::: Exercise materials

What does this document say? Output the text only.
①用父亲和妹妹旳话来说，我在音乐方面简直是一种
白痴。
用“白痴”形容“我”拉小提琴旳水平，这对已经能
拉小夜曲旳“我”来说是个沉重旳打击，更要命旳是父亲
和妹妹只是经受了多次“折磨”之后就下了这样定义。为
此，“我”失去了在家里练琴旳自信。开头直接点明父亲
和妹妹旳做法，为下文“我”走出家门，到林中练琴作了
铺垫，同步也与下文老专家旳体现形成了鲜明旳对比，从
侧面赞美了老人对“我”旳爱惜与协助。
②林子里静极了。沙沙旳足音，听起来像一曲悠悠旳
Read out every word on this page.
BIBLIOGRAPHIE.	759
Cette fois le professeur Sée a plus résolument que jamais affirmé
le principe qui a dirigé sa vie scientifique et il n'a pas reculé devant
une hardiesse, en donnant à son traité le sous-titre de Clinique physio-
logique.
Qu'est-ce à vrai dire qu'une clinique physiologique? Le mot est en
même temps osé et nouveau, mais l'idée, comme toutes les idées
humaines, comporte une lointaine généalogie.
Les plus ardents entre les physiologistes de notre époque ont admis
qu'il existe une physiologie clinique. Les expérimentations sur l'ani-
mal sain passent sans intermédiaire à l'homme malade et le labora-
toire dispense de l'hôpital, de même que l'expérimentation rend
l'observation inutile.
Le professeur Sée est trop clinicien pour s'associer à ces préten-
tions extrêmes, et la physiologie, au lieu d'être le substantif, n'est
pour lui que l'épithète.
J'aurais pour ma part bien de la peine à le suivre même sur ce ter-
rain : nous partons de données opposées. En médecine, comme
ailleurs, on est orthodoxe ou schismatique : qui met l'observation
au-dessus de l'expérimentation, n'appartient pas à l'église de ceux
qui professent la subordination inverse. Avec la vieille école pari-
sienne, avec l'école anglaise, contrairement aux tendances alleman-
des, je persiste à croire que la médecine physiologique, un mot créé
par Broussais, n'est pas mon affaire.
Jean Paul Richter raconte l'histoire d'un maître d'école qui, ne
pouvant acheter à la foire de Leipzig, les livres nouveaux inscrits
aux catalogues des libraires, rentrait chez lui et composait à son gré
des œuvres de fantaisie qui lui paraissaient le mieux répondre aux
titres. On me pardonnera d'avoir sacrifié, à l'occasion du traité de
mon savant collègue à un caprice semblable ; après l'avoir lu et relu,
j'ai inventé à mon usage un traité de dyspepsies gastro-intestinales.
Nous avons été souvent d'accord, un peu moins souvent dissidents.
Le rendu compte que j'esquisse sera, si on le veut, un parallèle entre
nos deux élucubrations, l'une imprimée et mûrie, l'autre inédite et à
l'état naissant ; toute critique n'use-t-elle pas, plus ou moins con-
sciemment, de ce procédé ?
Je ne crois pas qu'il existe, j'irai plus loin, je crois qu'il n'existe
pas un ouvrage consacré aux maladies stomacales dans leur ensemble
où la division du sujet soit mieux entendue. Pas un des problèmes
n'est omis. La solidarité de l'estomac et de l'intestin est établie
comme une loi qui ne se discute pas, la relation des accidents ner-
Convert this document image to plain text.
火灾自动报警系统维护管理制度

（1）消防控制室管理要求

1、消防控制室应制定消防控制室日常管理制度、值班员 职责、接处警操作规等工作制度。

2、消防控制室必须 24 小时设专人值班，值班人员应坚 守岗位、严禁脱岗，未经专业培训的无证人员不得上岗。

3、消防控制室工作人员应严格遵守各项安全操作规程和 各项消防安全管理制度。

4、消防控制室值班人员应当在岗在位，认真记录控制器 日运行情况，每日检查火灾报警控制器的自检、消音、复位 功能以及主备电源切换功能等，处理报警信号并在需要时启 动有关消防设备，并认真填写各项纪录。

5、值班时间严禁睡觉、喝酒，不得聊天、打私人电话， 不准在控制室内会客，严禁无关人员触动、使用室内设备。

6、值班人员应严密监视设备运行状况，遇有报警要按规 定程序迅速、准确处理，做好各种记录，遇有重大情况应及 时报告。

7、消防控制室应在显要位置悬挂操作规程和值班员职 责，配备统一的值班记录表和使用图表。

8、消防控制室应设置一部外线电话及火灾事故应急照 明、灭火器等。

::::::

Task to carry out - All records above must be set down exactly, please.

Response -
What does this document say? Output the text only.
①用父亲和妹妹旳话来说，我在音乐方面简直是一种
白痴。
用“白痴”形容“我”拉小提琴旳水平，这对已经能
拉小夜曲旳“我”来说是个沉重旳打击，更要命旳是父亲
和妹妹只是经受了多次“折磨”之后就下了这样定义。为
此，“我”失去了在家里练琴旳自信。开头直接点明父亲
和妹妹旳做法，为下文“我”走出家门，到林中练琴作了
铺垫，同步也与下文老专家旳体现形成了鲜明旳对比，从
侧面赞美了老人对“我”旳爱惜与协助。
②林子里静极了。沙沙旳足音，听起来像一曲悠悠旳
Read out every word on this page.
BIBLIOGRAPHIE.	759
Cette fois le professeur Sée a plus résolument que jamais affirmé
le principe qui a dirigé sa vie scientifique et il n'a pas reculé devant
une hardiesse, en donnant à son traité le sous-titre de Clinique physio-
logique.
Qu'est-ce à vrai dire qu'une clinique physiologique? Le mot est en
même temps osé et nouveau, mais l'idée, comme toutes les idées
humaines, comporte une lointaine généalogie.
Les plus ardents entre les physiologistes de notre époque ont admis
qu'il existe une physiologie clinique. Les expérimentations sur l'ani-
mal sain passent sans intermédiaire à l'homme malade et le labora-
toire dispense de l'hôpital, de même que l'expérimentation rend
l'observation inutile.
Le professeur Sée est trop clinicien pour s'associer à ces préten-
tions extrêmes, et la physiologie, au lieu d'être le substantif, n'est
pour lui que l'épithète.
J'aurais pour ma part bien de la peine à le suivre même sur ce ter-
rain : nous partons de données opposées. En médecine, comme
ailleurs, on est orthodoxe ou schismatique : qui met l'observation
au-dessus de l'expérimentation, n'appartient pas à l'église de ceux
qui professent la subordination inverse. Avec la vieille école pari-
sienne, avec l'école anglaise, contrairement aux tendances alleman-
des, je persiste à croire que la médecine physiologique, un mot créé
par Broussais, n'est pas mon affaire.
Jean Paul Richter raconte l'histoire d'un maître d'école qui, ne
pouvant acheter à la foire de Leipzig, les livres nouveaux inscrits
aux catalogues des libraires, rentrait chez lui et composait à son gré
des œuvres de fantaisie qui lui paraissaient le mieux répondre aux
titres. On me pardonnera d'avoir sacrifié, à l'occasion du traité de
mon savant collègue à un caprice semblable ; après l'avoir lu et relu,
j'ai inventé à mon usage un traité de dyspepsies gastro-intestinales.
Nous avons été souvent d'accord, un peu moins souvent dissidents.
Le rendu compte que j'esquisse sera, si on le veut, un parallèle entre
nos deux élucubrations, l'une imprimée et mûrie, l'autre inédite et à
l'état naissant ; toute critique n'use-t-elle pas, plus ou moins con-
sciemment, de ce procédé ?
Je ne crois pas qu'il existe, j'irai plus loin, je crois qu'il n'existe
pas un ouvrage consacré aux maladies stomacales dans leur ensemble
où la division du sujet soit mieux entendue. Pas un des problèmes
n'est omis. La solidarité de l'estomac et de l'intestin est établie
comme une loi qui ne se discute pas, la relation des accidents ner-
Convert this document image to plain text.
火灾自动报警系统维护管理制度

（1）消防控制室管理要求

1、消防控制室应制定消防控制室日常管理制度、值班员 职责、接处警操作规等工作制度。

2、消防控制室必须 24 小时设专人值班，值班人员应坚 守岗位、严禁脱岗，未经专业培训的无证人员不得上岗。

3、消防控制室工作人员应严格遵守各项安全操作规程和 各项消防安全管理制度。

4、消防控制室值班人员应当在岗在位，认真记录控制器 日运行情况，每日检查火灾报警控制器的自检、消音、复位 功能以及主备电源切换功能等，处理报警信号并在需要时启 动有关消防设备，并认真填写各项纪录。

5、值班时间严禁睡觉、喝酒，不得聊天、打私人电话， 不准在控制室内会客，严禁无关人员触动、使用室内设备。

6、值班人员应严密监视设备运行状况，遇有报警要按规 定程序迅速、准确处理，做好各种记录，遇有重大情况应及 时报告。

7、消防控制室应在显要位置悬挂操作规程和值班员职 责，配备统一的值班记录表和使用图表。

8、消防控制室应设置一部外线电话及火灾事故应急照 明、灭火器等。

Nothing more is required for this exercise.